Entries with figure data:
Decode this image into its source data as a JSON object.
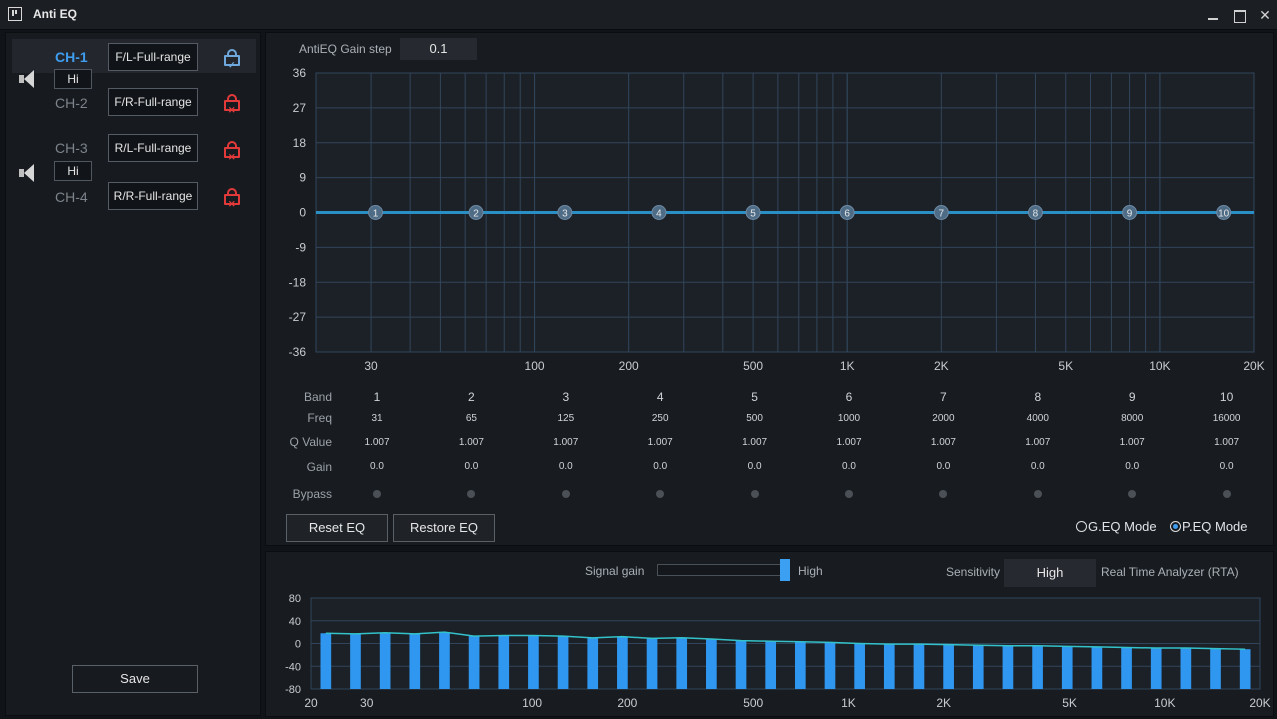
{
  "window": {
    "title": "Anti EQ"
  },
  "channels": {
    "groups": [
      {
        "hi_label": "Hi",
        "items": [
          {
            "label": "CH-1",
            "name": "F/L-Full-range",
            "status": "unlocked",
            "active": true
          },
          {
            "label": "CH-2",
            "name": "F/R-Full-range",
            "status": "locked",
            "active": false
          }
        ]
      },
      {
        "hi_label": "Hi",
        "items": [
          {
            "label": "CH-3",
            "name": "R/L-Full-range",
            "status": "locked",
            "active": false
          },
          {
            "label": "CH-4",
            "name": "R/R-Full-range",
            "status": "locked",
            "active": false
          }
        ]
      }
    ]
  },
  "save_label": "Save",
  "eq": {
    "gain_step_label": "AntiEQ Gain step",
    "gain_step_value": "0.1",
    "y_ticks": [
      "36",
      "27",
      "18",
      "9",
      "0",
      "-9",
      "-18",
      "-27",
      "-36"
    ],
    "y_range": [
      -36,
      36
    ],
    "x_range_hz": [
      20,
      20000
    ],
    "x_scale": "log",
    "x_ticks": [
      {
        "hz": 30,
        "label": "30"
      },
      {
        "hz": 100,
        "label": "100"
      },
      {
        "hz": 200,
        "label": "200"
      },
      {
        "hz": 500,
        "label": "500"
      },
      {
        "hz": 1000,
        "label": "1K"
      },
      {
        "hz": 2000,
        "label": "2K"
      },
      {
        "hz": 5000,
        "label": "5K"
      },
      {
        "hz": 10000,
        "label": "10K"
      },
      {
        "hz": 20000,
        "label": "20K"
      }
    ],
    "curve_gain_db": 0,
    "row_labels": {
      "band": "Band",
      "freq": "Freq",
      "q": "Q Value",
      "gain": "Gain",
      "bypass": "Bypass"
    },
    "bands": [
      {
        "band": "1",
        "freq": "31",
        "q": "1.007",
        "gain": "0.0"
      },
      {
        "band": "2",
        "freq": "65",
        "q": "1.007",
        "gain": "0.0"
      },
      {
        "band": "3",
        "freq": "125",
        "q": "1.007",
        "gain": "0.0"
      },
      {
        "band": "4",
        "freq": "250",
        "q": "1.007",
        "gain": "0.0"
      },
      {
        "band": "5",
        "freq": "500",
        "q": "1.007",
        "gain": "0.0"
      },
      {
        "band": "6",
        "freq": "1000",
        "q": "1.007",
        "gain": "0.0"
      },
      {
        "band": "7",
        "freq": "2000",
        "q": "1.007",
        "gain": "0.0"
      },
      {
        "band": "8",
        "freq": "4000",
        "q": "1.007",
        "gain": "0.0"
      },
      {
        "band": "9",
        "freq": "8000",
        "q": "1.007",
        "gain": "0.0"
      },
      {
        "band": "10",
        "freq": "16000",
        "q": "1.007",
        "gain": "0.0"
      }
    ],
    "reset_label": "Reset EQ",
    "restore_label": "Restore EQ",
    "modes": [
      {
        "label": "G.EQ Mode",
        "selected": false
      },
      {
        "label": "P.EQ Mode",
        "selected": true
      }
    ]
  },
  "rta": {
    "signal_gain_label": "Signal gain",
    "signal_gain_level": 0.95,
    "signal_gain_value": "High",
    "sensitivity_label": "Sensitivity",
    "sensitivity_value": "High",
    "analyzer_label": "Real Time Analyzer (RTA)",
    "y_ticks": [
      "80",
      "40",
      "0",
      "-40",
      "-80"
    ],
    "y_range": [
      -80,
      80
    ],
    "x_ticks": [
      {
        "hz": 20,
        "label": "20"
      },
      {
        "hz": 30,
        "label": "30"
      },
      {
        "hz": 100,
        "label": "100"
      },
      {
        "hz": 200,
        "label": "200"
      },
      {
        "hz": 500,
        "label": "500"
      },
      {
        "hz": 1000,
        "label": "1K"
      },
      {
        "hz": 2000,
        "label": "2K"
      },
      {
        "hz": 5000,
        "label": "5K"
      },
      {
        "hz": 10000,
        "label": "10K"
      },
      {
        "hz": 20000,
        "label": "20K"
      }
    ],
    "bar_values": [
      18,
      17,
      19,
      17,
      20,
      13,
      14,
      14,
      13,
      10,
      12,
      9,
      10,
      8,
      5,
      4,
      3,
      2,
      0,
      -1,
      -1,
      -2,
      -3,
      -4,
      -4,
      -5,
      -6,
      -7,
      -8,
      -8,
      -9,
      -10
    ],
    "colors": {
      "bars": "#2f97f0",
      "line": "#33c2c9"
    }
  },
  "colors": {
    "accent": "#3f9df0",
    "curve": "#2a8fc5",
    "grid": "#31455a",
    "locked": "#e23a3a",
    "unlocked": "#6fa8dc"
  }
}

> [TASK TO COMPLETE]: Retype all of the entries exactly as written, leaving out any images.

> [IN RESPONSE]:
Decode this image into its source data as a JSON object.
{
  "window": {
    "title": "Anti EQ"
  },
  "channels": {
    "groups": [
      {
        "hi_label": "Hi",
        "items": [
          {
            "label": "CH-1",
            "name": "F/L-Full-range",
            "status": "unlocked",
            "active": true
          },
          {
            "label": "CH-2",
            "name": "F/R-Full-range",
            "status": "locked",
            "active": false
          }
        ]
      },
      {
        "hi_label": "Hi",
        "items": [
          {
            "label": "CH-3",
            "name": "R/L-Full-range",
            "status": "locked",
            "active": false
          },
          {
            "label": "CH-4",
            "name": "R/R-Full-range",
            "status": "locked",
            "active": false
          }
        ]
      }
    ]
  },
  "save_label": "Save",
  "eq": {
    "gain_step_label": "AntiEQ Gain step",
    "gain_step_value": "0.1",
    "y_ticks": [
      "36",
      "27",
      "18",
      "9",
      "0",
      "-9",
      "-18",
      "-27",
      "-36"
    ],
    "y_range": [
      -36,
      36
    ],
    "x_range_hz": [
      20,
      20000
    ],
    "x_scale": "log",
    "x_ticks": [
      {
        "hz": 30,
        "label": "30"
      },
      {
        "hz": 100,
        "label": "100"
      },
      {
        "hz": 200,
        "label": "200"
      },
      {
        "hz": 500,
        "label": "500"
      },
      {
        "hz": 1000,
        "label": "1K"
      },
      {
        "hz": 2000,
        "label": "2K"
      },
      {
        "hz": 5000,
        "label": "5K"
      },
      {
        "hz": 10000,
        "label": "10K"
      },
      {
        "hz": 20000,
        "label": "20K"
      }
    ],
    "curve_gain_db": 0,
    "row_labels": {
      "band": "Band",
      "freq": "Freq",
      "q": "Q Value",
      "gain": "Gain",
      "bypass": "Bypass"
    },
    "bands": [
      {
        "band": "1",
        "freq": "31",
        "q": "1.007",
        "gain": "0.0"
      },
      {
        "band": "2",
        "freq": "65",
        "q": "1.007",
        "gain": "0.0"
      },
      {
        "band": "3",
        "freq": "125",
        "q": "1.007",
        "gain": "0.0"
      },
      {
        "band": "4",
        "freq": "250",
        "q": "1.007",
        "gain": "0.0"
      },
      {
        "band": "5",
        "freq": "500",
        "q": "1.007",
        "gain": "0.0"
      },
      {
        "band": "6",
        "freq": "1000",
        "q": "1.007",
        "gain": "0.0"
      },
      {
        "band": "7",
        "freq": "2000",
        "q": "1.007",
        "gain": "0.0"
      },
      {
        "band": "8",
        "freq": "4000",
        "q": "1.007",
        "gain": "0.0"
      },
      {
        "band": "9",
        "freq": "8000",
        "q": "1.007",
        "gain": "0.0"
      },
      {
        "band": "10",
        "freq": "16000",
        "q": "1.007",
        "gain": "0.0"
      }
    ],
    "reset_label": "Reset EQ",
    "restore_label": "Restore EQ",
    "modes": [
      {
        "label": "G.EQ Mode",
        "selected": false
      },
      {
        "label": "P.EQ Mode",
        "selected": true
      }
    ]
  },
  "rta": {
    "signal_gain_label": "Signal gain",
    "signal_gain_level": 0.95,
    "signal_gain_value": "High",
    "sensitivity_label": "Sensitivity",
    "sensitivity_value": "High",
    "analyzer_label": "Real Time Analyzer (RTA)",
    "y_ticks": [
      "80",
      "40",
      "0",
      "-40",
      "-80"
    ],
    "y_range": [
      -80,
      80
    ],
    "x_ticks": [
      {
        "hz": 20,
        "label": "20"
      },
      {
        "hz": 30,
        "label": "30"
      },
      {
        "hz": 100,
        "label": "100"
      },
      {
        "hz": 200,
        "label": "200"
      },
      {
        "hz": 500,
        "label": "500"
      },
      {
        "hz": 1000,
        "label": "1K"
      },
      {
        "hz": 2000,
        "label": "2K"
      },
      {
        "hz": 5000,
        "label": "5K"
      },
      {
        "hz": 10000,
        "label": "10K"
      },
      {
        "hz": 20000,
        "label": "20K"
      }
    ],
    "bar_values": [
      18,
      17,
      19,
      17,
      20,
      13,
      14,
      14,
      13,
      10,
      12,
      9,
      10,
      8,
      5,
      4,
      3,
      2,
      0,
      -1,
      -1,
      -2,
      -3,
      -4,
      -4,
      -5,
      -6,
      -7,
      -8,
      -8,
      -9,
      -10
    ],
    "colors": {
      "bars": "#2f97f0",
      "line": "#33c2c9"
    }
  },
  "colors": {
    "accent": "#3f9df0",
    "curve": "#2a8fc5",
    "grid": "#31455a",
    "locked": "#e23a3a",
    "unlocked": "#6fa8dc"
  }
}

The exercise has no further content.